-- BEGIN --

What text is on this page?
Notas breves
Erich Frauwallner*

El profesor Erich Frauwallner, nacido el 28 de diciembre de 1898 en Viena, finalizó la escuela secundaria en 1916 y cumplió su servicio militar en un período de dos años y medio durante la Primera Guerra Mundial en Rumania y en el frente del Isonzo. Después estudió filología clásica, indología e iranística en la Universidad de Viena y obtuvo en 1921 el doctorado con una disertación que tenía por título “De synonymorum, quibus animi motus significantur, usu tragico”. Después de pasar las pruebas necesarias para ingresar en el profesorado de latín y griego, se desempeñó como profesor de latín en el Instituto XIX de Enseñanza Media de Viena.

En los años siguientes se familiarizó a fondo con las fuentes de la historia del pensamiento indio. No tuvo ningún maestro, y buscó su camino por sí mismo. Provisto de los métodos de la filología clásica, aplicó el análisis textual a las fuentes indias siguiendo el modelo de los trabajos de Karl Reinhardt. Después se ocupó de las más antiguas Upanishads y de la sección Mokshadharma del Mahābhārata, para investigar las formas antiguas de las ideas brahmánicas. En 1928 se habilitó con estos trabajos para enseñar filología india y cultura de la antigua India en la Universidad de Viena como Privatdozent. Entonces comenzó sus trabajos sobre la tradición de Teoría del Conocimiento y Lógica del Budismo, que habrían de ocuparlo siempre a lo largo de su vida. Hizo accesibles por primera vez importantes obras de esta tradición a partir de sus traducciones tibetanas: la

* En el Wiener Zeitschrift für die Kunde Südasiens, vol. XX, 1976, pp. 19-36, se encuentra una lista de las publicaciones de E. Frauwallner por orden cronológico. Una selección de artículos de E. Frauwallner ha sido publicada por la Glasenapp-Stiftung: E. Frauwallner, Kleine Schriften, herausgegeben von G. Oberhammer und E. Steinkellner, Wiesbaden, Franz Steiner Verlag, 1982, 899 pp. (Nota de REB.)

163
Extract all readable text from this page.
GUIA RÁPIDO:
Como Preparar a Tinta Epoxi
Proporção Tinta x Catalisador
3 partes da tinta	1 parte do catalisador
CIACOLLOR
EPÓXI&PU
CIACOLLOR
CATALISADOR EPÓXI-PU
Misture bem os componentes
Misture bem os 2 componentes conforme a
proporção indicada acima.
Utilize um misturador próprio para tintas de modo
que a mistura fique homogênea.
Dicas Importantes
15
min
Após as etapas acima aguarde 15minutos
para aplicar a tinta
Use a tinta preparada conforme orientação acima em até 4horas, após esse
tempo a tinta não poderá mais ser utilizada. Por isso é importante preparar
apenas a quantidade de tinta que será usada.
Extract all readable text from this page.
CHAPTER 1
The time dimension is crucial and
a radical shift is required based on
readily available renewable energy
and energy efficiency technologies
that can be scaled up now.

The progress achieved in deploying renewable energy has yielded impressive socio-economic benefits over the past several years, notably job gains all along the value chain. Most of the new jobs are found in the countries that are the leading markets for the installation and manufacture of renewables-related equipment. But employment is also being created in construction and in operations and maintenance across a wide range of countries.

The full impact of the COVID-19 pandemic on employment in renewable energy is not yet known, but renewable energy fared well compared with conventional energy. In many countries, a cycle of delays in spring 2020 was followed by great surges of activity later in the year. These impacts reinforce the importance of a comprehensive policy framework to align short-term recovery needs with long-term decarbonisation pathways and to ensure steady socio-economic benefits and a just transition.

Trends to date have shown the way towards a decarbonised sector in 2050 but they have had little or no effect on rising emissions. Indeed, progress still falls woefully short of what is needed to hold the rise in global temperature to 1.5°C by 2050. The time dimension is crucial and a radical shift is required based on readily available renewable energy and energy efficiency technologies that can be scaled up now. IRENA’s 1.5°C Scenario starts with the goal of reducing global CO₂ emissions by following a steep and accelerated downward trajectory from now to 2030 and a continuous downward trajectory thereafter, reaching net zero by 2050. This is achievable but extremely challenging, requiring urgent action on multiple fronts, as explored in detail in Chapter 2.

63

-- END --

● **Stated goal**:
Track down every line holding the string "employment" and copy it.

● **Response for this exercise**:
The progress achieved in deploying renewable energy has yielded impressive socio-economic benefits over the past several years, notably job gains all along the value chain. Most of the new jobs are found in the countries that are the leading markets for the installation and manufacture of renewables-related equipment. But employment is also being created in construction and in operations and maintenance across a wide range of countries.
The full impact of the COVID-19 pandemic on employment in renewable energy is not yet known, but renewable energy fared well compared with conventional energy. In many countries, a cycle of delays in spring 2020 was followed by great surges of activity later in the year. These impacts reinforce the importance of a comprehensive policy framework to align short-term recovery needs with long-term decarbonisation pathways and to ensure steady socio-economic benefits and a just transition.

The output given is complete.